#### WRITTEN REQUEST
Only the lines holding the string "label" are needed. Copy each one.

Dataset listings of figures
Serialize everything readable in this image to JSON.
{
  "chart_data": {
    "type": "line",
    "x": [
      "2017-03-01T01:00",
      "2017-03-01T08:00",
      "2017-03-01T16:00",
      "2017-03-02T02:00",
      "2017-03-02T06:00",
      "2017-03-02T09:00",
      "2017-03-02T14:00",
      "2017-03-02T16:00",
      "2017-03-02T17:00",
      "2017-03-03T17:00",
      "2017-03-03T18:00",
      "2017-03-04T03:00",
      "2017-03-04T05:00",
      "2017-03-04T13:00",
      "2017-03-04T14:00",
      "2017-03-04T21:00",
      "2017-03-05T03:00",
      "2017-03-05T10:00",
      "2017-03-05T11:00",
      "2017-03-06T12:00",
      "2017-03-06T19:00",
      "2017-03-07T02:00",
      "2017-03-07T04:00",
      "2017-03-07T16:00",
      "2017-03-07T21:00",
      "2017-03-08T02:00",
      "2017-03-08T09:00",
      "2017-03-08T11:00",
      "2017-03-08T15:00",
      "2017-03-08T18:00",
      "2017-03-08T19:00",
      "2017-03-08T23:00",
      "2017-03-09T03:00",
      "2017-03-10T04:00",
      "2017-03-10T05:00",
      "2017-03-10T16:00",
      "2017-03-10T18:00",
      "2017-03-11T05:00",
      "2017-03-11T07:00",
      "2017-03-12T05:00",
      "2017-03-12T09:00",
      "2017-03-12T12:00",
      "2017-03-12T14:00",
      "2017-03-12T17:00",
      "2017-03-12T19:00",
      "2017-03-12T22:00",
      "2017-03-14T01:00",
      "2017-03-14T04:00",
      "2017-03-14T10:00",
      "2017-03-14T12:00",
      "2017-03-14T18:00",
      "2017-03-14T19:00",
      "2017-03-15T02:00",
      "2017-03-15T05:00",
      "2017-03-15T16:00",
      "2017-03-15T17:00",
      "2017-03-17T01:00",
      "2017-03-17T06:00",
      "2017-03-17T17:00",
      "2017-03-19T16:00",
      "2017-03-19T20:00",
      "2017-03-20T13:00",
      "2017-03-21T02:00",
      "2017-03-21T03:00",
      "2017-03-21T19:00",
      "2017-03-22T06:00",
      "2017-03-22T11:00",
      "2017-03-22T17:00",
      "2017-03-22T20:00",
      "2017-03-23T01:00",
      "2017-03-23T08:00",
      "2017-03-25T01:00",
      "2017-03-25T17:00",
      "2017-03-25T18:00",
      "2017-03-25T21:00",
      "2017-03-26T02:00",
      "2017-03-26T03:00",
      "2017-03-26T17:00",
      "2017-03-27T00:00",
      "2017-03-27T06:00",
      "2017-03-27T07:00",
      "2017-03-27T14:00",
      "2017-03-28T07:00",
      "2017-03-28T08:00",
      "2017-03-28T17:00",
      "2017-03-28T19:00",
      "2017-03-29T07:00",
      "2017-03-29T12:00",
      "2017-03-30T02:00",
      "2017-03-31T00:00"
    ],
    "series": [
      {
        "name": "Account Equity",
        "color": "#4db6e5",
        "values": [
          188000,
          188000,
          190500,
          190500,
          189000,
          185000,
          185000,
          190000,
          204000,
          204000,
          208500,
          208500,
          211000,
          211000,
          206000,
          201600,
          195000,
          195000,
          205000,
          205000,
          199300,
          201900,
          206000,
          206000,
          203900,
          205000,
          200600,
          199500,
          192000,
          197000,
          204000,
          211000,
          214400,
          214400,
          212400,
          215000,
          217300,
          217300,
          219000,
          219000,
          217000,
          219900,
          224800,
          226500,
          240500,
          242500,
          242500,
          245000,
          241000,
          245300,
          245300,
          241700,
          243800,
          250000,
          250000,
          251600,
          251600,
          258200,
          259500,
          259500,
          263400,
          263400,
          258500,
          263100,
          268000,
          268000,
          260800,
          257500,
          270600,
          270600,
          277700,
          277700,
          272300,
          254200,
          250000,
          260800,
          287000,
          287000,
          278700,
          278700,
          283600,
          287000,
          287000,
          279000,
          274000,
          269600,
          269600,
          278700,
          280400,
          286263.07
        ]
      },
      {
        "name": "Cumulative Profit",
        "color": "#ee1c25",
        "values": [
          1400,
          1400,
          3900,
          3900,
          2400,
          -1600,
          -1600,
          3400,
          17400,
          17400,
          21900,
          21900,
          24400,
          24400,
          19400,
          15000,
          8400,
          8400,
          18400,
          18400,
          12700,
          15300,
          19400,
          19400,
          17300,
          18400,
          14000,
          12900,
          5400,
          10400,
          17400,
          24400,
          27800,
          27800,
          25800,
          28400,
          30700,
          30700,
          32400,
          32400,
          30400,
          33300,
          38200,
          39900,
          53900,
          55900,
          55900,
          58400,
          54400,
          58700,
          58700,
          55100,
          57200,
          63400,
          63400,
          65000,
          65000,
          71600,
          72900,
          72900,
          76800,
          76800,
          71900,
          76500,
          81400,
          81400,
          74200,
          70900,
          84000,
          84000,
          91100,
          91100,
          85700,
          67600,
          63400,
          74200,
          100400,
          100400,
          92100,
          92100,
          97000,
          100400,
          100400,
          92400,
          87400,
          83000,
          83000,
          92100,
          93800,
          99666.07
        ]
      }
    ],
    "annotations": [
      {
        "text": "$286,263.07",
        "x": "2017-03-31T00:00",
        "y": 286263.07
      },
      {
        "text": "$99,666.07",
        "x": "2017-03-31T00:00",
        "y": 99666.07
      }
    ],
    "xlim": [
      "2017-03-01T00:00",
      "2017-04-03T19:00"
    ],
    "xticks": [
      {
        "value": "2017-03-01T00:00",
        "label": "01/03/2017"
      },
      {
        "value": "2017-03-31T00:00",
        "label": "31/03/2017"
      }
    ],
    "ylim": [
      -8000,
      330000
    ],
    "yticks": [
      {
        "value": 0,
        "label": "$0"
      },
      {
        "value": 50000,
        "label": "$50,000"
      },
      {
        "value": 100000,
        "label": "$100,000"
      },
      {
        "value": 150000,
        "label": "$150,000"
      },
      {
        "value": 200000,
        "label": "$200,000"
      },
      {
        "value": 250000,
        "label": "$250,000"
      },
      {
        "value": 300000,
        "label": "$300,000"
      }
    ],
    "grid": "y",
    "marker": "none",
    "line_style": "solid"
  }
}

#### EXERCISE ANSWER
        "label": "01/03/2017"
        "label": "31/03/2017"
        "label": "$0"
        "label": "$50,000"
        "label": "$100,000"
        "label": "$150,000"
        "label": "$200,000"
        "label": "$250,000"
        "label": "$300,000"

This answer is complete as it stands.